REQUEST:
Which lines include the word "elementów"? Copy each of them.

(Stored entries)
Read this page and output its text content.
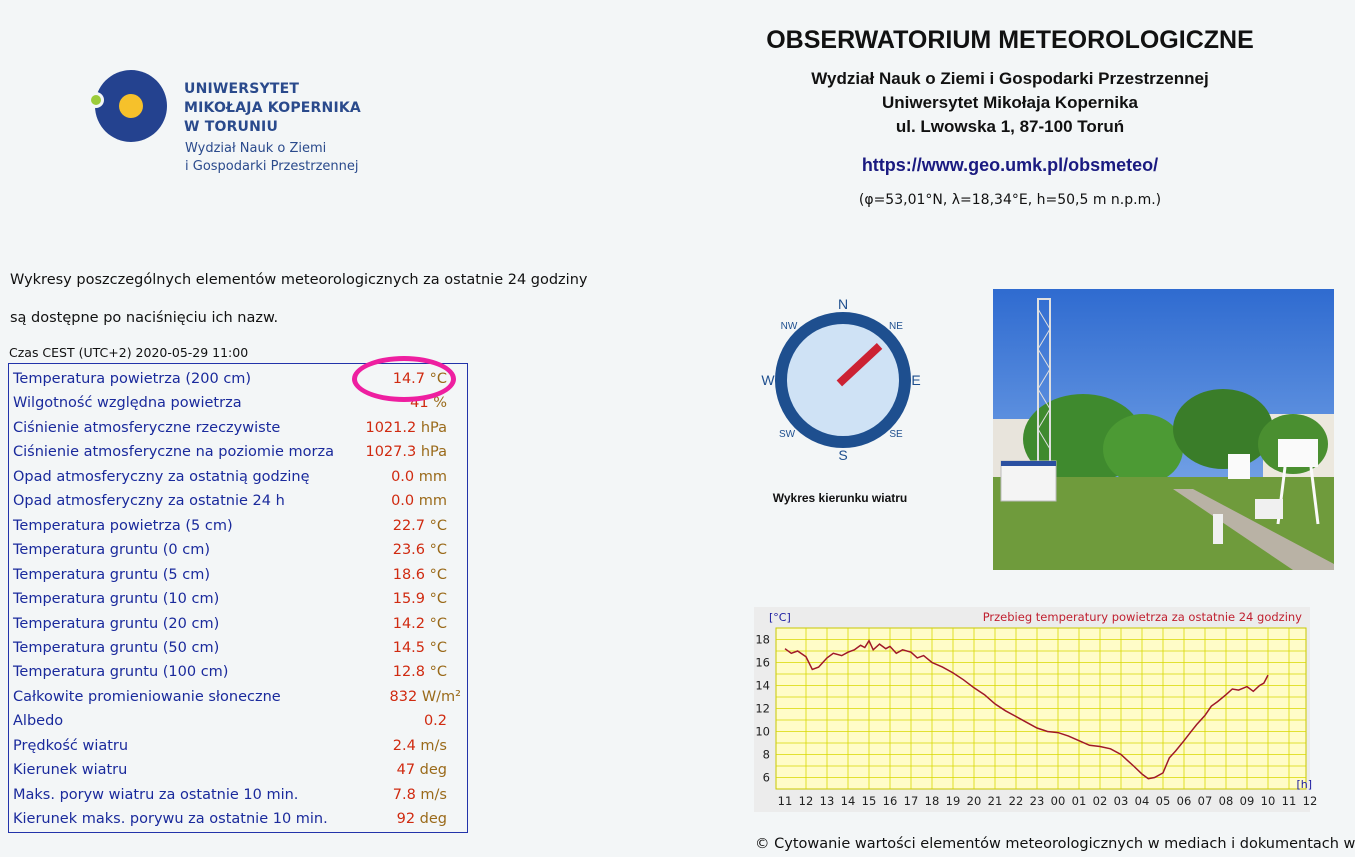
UNIWERSYTET
MIKOŁAJA KOPERNIKA
W TORUNIU
Wydział Nauk o Ziemi
i Gospodarki Przestrzennej
OBSERWATORIUM METEOROLOGICZNE
Wydział Nauk o Ziemi i Gospodarki Przestrzennej
Uniwersytet Mikołaja Kopernika
ul. Lwowska 1, 87-100 Toruń
https://www.geo.umk.pl/obsmeteo/
(φ=53,01°N, λ=18,34°E, h=50,5 m n.p.m.)
Wykresy poszczególnych elementów meteorologicznych za ostatnie 24 godziny
są dostępne po naciśnięciu ich nazw.
Czas CEST (UTC+2) 2020-05-29 11:00
Temperatura powietrza (200 cm)	14.7 °C
Wilgotność względna powietrza	41 %
Ciśnienie atmosferyczne rzeczywiste	1021.2 hPa
Ciśnienie atmosferyczne na poziomie morza	1027.3 hPa
Opad atmosferyczny za ostatnią godzinę	0.0 mm
Opad atmosferyczny za ostatnie 24 h	0.0 mm
Temperatura powietrza (5 cm)	22.7 °C
Temperatura gruntu (0 cm)	23.6 °C
Temperatura gruntu (5 cm)	18.6 °C
Temperatura gruntu (10 cm)	15.9 °C
Temperatura gruntu (20 cm)	14.2 °C
Temperatura gruntu (50 cm)	14.5 °C
Temperatura gruntu (100 cm)	12.8 °C
Całkowite promieniowanie słoneczne	832 W/m²
Albedo	0.2
Prędkość wiatru	2.4 m/s
Kierunek wiatru	47 deg
Maks. poryw wiatru za ostatnie 10 min.	7.8 m/s
Kierunek maks. porywu za ostatnie 10 min.	92 deg
N
S
W	E
NW	NE
SW	SE
Wykres kierunku wiatru
6
8
10
12
14
16
18
11 12 13 14 15 16 17 18 19 20 21 22 23 00 01 02 03 04 05 06 07 08 09 10 11 12
[°C]	Przebieg temperatury powietrza za ostatnie 24 godziny
[h]
© Cytowanie wartości elementów meteorologicznych w mediach i dokumentach w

EXERCISE OUTPUT:
Wykresy poszczególnych elementów meteorologicznych za ostatnie 24 godziny
© Cytowanie wartości elementów meteorologicznych w mediach i dokumentach w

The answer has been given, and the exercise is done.